- _Given problem_: In full and without alteration, repeat the material.

- _Entries provided_:
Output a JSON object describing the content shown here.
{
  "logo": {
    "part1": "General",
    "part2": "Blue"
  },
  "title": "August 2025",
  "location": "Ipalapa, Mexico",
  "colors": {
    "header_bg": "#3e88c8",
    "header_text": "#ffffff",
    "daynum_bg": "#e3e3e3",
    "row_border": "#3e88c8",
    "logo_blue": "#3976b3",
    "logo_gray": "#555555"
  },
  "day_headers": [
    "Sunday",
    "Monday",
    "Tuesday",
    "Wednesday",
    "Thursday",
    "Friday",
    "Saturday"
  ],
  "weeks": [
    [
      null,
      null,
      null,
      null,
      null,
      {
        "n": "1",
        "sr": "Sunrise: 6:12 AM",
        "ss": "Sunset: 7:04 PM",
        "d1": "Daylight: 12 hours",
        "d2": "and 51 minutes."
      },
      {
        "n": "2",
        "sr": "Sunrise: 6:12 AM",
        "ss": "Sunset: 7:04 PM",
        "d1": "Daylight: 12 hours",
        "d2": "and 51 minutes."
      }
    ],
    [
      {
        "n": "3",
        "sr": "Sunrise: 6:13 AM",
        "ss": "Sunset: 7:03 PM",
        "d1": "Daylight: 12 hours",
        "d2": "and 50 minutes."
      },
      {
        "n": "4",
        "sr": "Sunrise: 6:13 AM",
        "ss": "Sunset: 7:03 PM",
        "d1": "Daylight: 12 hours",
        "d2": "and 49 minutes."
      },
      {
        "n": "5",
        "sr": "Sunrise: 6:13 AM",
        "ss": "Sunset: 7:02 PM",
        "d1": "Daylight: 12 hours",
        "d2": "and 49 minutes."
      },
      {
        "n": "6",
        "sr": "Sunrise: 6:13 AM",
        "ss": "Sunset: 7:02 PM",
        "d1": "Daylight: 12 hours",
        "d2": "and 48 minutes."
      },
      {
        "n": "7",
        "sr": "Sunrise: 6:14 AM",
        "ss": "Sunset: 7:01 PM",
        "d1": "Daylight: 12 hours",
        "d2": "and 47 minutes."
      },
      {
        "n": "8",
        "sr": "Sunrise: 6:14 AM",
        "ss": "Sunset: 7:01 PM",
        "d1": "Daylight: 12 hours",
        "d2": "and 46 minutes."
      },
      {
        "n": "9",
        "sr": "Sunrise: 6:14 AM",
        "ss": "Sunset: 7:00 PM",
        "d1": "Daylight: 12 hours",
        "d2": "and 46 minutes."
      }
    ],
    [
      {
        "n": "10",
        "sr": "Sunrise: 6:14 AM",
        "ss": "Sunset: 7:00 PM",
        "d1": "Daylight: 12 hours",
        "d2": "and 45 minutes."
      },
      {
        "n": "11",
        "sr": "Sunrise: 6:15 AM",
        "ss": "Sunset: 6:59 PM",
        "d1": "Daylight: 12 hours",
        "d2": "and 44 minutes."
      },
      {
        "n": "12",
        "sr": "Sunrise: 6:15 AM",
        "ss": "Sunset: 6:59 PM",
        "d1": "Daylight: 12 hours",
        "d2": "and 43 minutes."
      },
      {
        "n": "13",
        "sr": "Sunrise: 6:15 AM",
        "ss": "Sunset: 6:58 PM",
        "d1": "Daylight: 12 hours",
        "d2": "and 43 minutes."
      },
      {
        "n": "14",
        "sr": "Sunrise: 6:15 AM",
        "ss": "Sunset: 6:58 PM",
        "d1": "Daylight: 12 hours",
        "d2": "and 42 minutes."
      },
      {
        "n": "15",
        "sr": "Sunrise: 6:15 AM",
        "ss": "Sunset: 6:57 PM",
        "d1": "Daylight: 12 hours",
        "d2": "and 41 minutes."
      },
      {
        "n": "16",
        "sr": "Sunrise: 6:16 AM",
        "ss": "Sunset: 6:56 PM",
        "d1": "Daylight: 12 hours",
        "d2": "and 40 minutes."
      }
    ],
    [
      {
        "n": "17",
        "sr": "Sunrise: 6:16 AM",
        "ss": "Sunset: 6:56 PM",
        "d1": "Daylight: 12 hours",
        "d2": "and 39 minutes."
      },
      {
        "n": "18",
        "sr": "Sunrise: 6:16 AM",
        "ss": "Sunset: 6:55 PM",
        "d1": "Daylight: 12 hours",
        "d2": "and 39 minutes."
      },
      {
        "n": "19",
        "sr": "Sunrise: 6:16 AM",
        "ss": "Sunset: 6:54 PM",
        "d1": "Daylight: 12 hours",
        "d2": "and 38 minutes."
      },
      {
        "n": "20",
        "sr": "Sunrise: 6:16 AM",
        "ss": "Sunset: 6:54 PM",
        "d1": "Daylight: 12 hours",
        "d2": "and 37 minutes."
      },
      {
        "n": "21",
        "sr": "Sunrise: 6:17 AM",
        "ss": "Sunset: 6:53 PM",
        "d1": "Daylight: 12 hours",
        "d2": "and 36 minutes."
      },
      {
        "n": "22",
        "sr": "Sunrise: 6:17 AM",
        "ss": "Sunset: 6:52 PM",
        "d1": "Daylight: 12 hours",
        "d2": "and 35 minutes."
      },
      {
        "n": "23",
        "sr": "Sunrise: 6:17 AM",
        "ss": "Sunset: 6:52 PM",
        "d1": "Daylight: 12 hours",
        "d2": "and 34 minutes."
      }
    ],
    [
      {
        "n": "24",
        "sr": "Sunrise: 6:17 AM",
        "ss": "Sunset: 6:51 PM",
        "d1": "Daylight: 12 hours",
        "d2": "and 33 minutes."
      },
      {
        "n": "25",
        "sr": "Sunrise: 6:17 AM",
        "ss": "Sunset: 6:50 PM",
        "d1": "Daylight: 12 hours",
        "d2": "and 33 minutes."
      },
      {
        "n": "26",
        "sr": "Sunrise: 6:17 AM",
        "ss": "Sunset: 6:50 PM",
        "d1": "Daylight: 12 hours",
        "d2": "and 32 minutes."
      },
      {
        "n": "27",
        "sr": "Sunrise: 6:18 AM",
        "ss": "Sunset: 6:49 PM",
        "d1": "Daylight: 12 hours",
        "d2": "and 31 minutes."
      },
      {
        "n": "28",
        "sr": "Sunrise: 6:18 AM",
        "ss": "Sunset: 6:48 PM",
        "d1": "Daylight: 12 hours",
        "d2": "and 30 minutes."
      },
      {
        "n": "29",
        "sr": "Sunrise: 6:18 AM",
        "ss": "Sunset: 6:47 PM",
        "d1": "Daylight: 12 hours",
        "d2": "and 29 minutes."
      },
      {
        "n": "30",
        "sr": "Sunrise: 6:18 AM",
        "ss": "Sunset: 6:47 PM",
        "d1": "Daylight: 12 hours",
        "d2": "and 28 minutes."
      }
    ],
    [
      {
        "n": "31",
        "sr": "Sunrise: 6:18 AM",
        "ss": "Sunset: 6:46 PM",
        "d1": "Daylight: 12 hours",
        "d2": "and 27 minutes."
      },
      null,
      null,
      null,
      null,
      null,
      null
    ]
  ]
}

- _Result of the exercise_:
Output a JSON object describing the content shown here.
{
  "logo": {
    "part1": "General",
    "part2": "Blue"
  },
  "title": "August 2025",
  "location": "Ipalapa, Mexico",
  "colors": {
    "header_bg": "#3e88c8",
    "header_text": "#ffffff",
    "daynum_bg": "#e3e3e3",
    "row_border": "#3e88c8",
    "logo_blue": "#3976b3",
    "logo_gray": "#555555"
  },
  "day_headers": [
    "Sunday",
    "Monday",
    "Tuesday",
    "Wednesday",
    "Thursday",
    "Friday",
    "Saturday"
  ],
  "weeks": [
    [
      null,
      null,
      null,
      null,
      null,
      {
        "n": "1",
        "sr": "Sunrise: 6:12 AM",
        "ss": "Sunset: 7:04 PM",
        "d1": "Daylight: 12 hours",
        "d2": "and 51 minutes."
      },
      {
        "n": "2",
        "sr": "Sunrise: 6:12 AM",
        "ss": "Sunset: 7:04 PM",
        "d1": "Daylight: 12 hours",
        "d2": "and 51 minutes."
      }
    ],
    [
      {
        "n": "3",
        "sr": "Sunrise: 6:13 AM",
        "ss": "Sunset: 7:03 PM",
        "d1": "Daylight: 12 hours",
        "d2": "and 50 minutes."
      },
      {
        "n": "4",
        "sr": "Sunrise: 6:13 AM",
        "ss": "Sunset: 7:03 PM",
        "d1": "Daylight: 12 hours",
        "d2": "and 49 minutes."
      },
      {
        "n": "5",
        "sr": "Sunrise: 6:13 AM",
        "ss": "Sunset: 7:02 PM",
        "d1": "Daylight: 12 hours",
        "d2": "and 49 minutes."
      },
      {
        "n": "6",
        "sr": "Sunrise: 6:13 AM",
        "ss": "Sunset: 7:02 PM",
        "d1": "Daylight: 12 hours",
        "d2": "and 48 minutes."
      },
      {
        "n": "7",
        "sr": "Sunrise: 6:14 AM",
        "ss": "Sunset: 7:01 PM",
        "d1": "Daylight: 12 hours",
        "d2": "and 47 minutes."
      },
      {
        "n": "8",
        "sr": "Sunrise: 6:14 AM",
        "ss": "Sunset: 7:01 PM",
        "d1": "Daylight: 12 hours",
        "d2": "and 46 minutes."
      },
      {
        "n": "9",
        "sr": "Sunrise: 6:14 AM",
        "ss": "Sunset: 7:00 PM",
        "d1": "Daylight: 12 hours",
        "d2": "and 46 minutes."
      }
    ],
    [
      {
        "n": "10",
        "sr": "Sunrise: 6:14 AM",
        "ss": "Sunset: 7:00 PM",
        "d1": "Daylight: 12 hours",
        "d2": "and 45 minutes."
      },
      {
        "n": "11",
        "sr": "Sunrise: 6:15 AM",
        "ss": "Sunset: 6:59 PM",
        "d1": "Daylight: 12 hours",
        "d2": "and 44 minutes."
      },
      {
        "n": "12",
        "sr": "Sunrise: 6:15 AM",
        "ss": "Sunset: 6:59 PM",
        "d1": "Daylight: 12 hours",
        "d2": "and 43 minutes."
      },
      {
        "n": "13",
        "sr": "Sunrise: 6:15 AM",
        "ss": "Sunset: 6:58 PM",
        "d1": "Daylight: 12 hours",
        "d2": "and 43 minutes."
      },
      {
        "n": "14",
        "sr": "Sunrise: 6:15 AM",
        "ss": "Sunset: 6:58 PM",
        "d1": "Daylight: 12 hours",
        "d2": "and 42 minutes."
      },
      {
        "n": "15",
        "sr": "Sunrise: 6:15 AM",
        "ss": "Sunset: 6:57 PM",
        "d1": "Daylight: 12 hours",
        "d2": "and 41 minutes."
      },
      {
        "n": "16",
        "sr": "Sunrise: 6:16 AM",
        "ss": "Sunset: 6:56 PM",
        "d1": "Daylight: 12 hours",
        "d2": "and 40 minutes."
      }
    ],
    [
      {
        "n": "17",
        "sr": "Sunrise: 6:16 AM",
        "ss": "Sunset: 6:56 PM",
        "d1": "Daylight: 12 hours",
        "d2": "and 39 minutes."
      },
      {
        "n": "18",
        "sr": "Sunrise: 6:16 AM",
        "ss": "Sunset: 6:55 PM",
        "d1": "Daylight: 12 hours",
        "d2": "and 39 minutes."
      },
      {
        "n": "19",
        "sr": "Sunrise: 6:16 AM",
        "ss": "Sunset: 6:54 PM",
        "d1": "Daylight: 12 hours",
        "d2": "and 38 minutes."
      },
      {
        "n": "20",
        "sr": "Sunrise: 6:16 AM",
        "ss": "Sunset: 6:54 PM",
        "d1": "Daylight: 12 hours",
        "d2": "and 37 minutes."
      },
      {
        "n": "21",
        "sr": "Sunrise: 6:17 AM",
        "ss": "Sunset: 6:53 PM",
        "d1": "Daylight: 12 hours",
        "d2": "and 36 minutes."
      },
      {
        "n": "22",
        "sr": "Sunrise: 6:17 AM",
        "ss": "Sunset: 6:52 PM",
        "d1": "Daylight: 12 hours",
        "d2": "and 35 minutes."
      },
      {
        "n": "23",
        "sr": "Sunrise: 6:17 AM",
        "ss": "Sunset: 6:52 PM",
        "d1": "Daylight: 12 hours",
        "d2": "and 34 minutes."
      }
    ],
    [
      {
        "n": "24",
        "sr": "Sunrise: 6:17 AM",
        "ss": "Sunset: 6:51 PM",
        "d1": "Daylight: 12 hours",
        "d2": "and 33 minutes."
      },
      {
        "n": "25",
        "sr": "Sunrise: 6:17 AM",
        "ss": "Sunset: 6:50 PM",
        "d1": "Daylight: 12 hours",
        "d2": "and 33 minutes."
      },
      {
        "n": "26",
        "sr": "Sunrise: 6:17 AM",
        "ss": "Sunset: 6:50 PM",
        "d1": "Daylight: 12 hours",
        "d2": "and 32 minutes."
      },
      {
        "n": "27",
        "sr": "Sunrise: 6:18 AM",
        "ss": "Sunset: 6:49 PM",
        "d1": "Daylight: 12 hours",
        "d2": "and 31 minutes."
      },
      {
        "n": "28",
        "sr": "Sunrise: 6:18 AM",
        "ss": "Sunset: 6:48 PM",
        "d1": "Daylight: 12 hours",
        "d2": "and 30 minutes."
      },
      {
        "n": "29",
        "sr": "Sunrise: 6:18 AM",
        "ss": "Sunset: 6:47 PM",
        "d1": "Daylight: 12 hours",
        "d2": "and 29 minutes."
      },
      {
        "n": "30",
        "sr": "Sunrise: 6:18 AM",
        "ss": "Sunset: 6:47 PM",
        "d1": "Daylight: 12 hours",
        "d2": "and 28 minutes."
      }
    ],
    [
      {
        "n": "31",
        "sr": "Sunrise: 6:18 AM",
        "ss": "Sunset: 6:46 PM",
        "d1": "Daylight: 12 hours",
        "d2": "and 27 minutes."
      },
      null,
      null,
      null,
      null,
      null,
      null
    ]
  ]
}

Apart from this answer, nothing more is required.